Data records
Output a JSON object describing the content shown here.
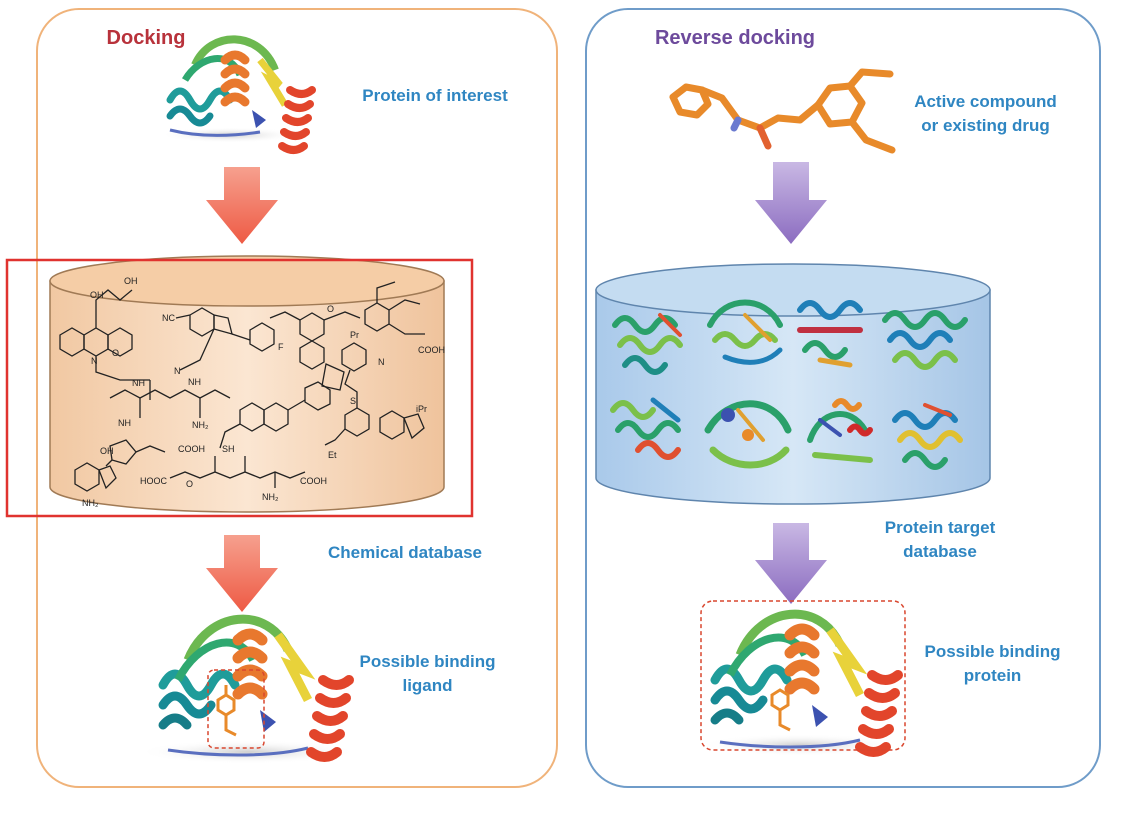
{
  "colors": {
    "docking_panel_border": "#f0b37a",
    "reverse_panel_border": "#6f9cc9",
    "docking_arrow": "#f2735d",
    "reverse_arrow": "#9a7ec8",
    "label_blue": "#2f86c2",
    "docking_title": "#b8323b",
    "reverse_title": "#6d4a9c",
    "chemical_cylinder_fill": "#f8dcc0",
    "protein_cylinder_fill": "#bcd6ee",
    "highlight_box": "#e0332f",
    "ligand_orange": "#e88a2a"
  },
  "docking": {
    "title": "Docking",
    "protein_label": "Protein of interest",
    "database_label": "Chemical database",
    "result_label_line1": "Possible binding",
    "result_label_line2": "ligand",
    "chem_labels": {
      "nc": "NC",
      "o": "O",
      "nh": "NH",
      "nh2": "NH₂",
      "oh": "OH",
      "f": "F",
      "sh": "SH",
      "cooh": "COOH",
      "hooc": "HOOC",
      "et": "Et",
      "pr": "Pr",
      "n": "N",
      "s": "S",
      "ipr": "iPr"
    }
  },
  "reverse": {
    "title": "Reverse docking",
    "compound_label_line1": "Active compound",
    "compound_label_line2": "or existing drug",
    "database_label_line1": "Protein target",
    "database_label_line2": "database",
    "result_label_line1": "Possible binding",
    "result_label_line2": "protein"
  }
}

WHAT YOU HAVE TO DO
A faithful copy of all the data above, without its pictures, is the expected result.

ANSWER SECTION
Output a JSON object describing the content shown here.
{
  "colors": {
    "docking_panel_border": "#f0b37a",
    "reverse_panel_border": "#6f9cc9",
    "docking_arrow": "#f2735d",
    "reverse_arrow": "#9a7ec8",
    "label_blue": "#2f86c2",
    "docking_title": "#b8323b",
    "reverse_title": "#6d4a9c",
    "chemical_cylinder_fill": "#f8dcc0",
    "protein_cylinder_fill": "#bcd6ee",
    "highlight_box": "#e0332f",
    "ligand_orange": "#e88a2a"
  },
  "docking": {
    "title": "Docking",
    "protein_label": "Protein of interest",
    "database_label": "Chemical database",
    "result_label_line1": "Possible binding",
    "result_label_line2": "ligand",
    "chem_labels": {
      "nc": "NC",
      "o": "O",
      "nh": "NH",
      "nh2": "NH₂",
      "oh": "OH",
      "f": "F",
      "sh": "SH",
      "cooh": "COOH",
      "hooc": "HOOC",
      "et": "Et",
      "pr": "Pr",
      "n": "N",
      "s": "S",
      "ipr": "iPr"
    }
  },
  "reverse": {
    "title": "Reverse docking",
    "compound_label_line1": "Active compound",
    "compound_label_line2": "or existing drug",
    "database_label_line1": "Protein target",
    "database_label_line2": "database",
    "result_label_line1": "Possible binding",
    "result_label_line2": "protein"
  }
}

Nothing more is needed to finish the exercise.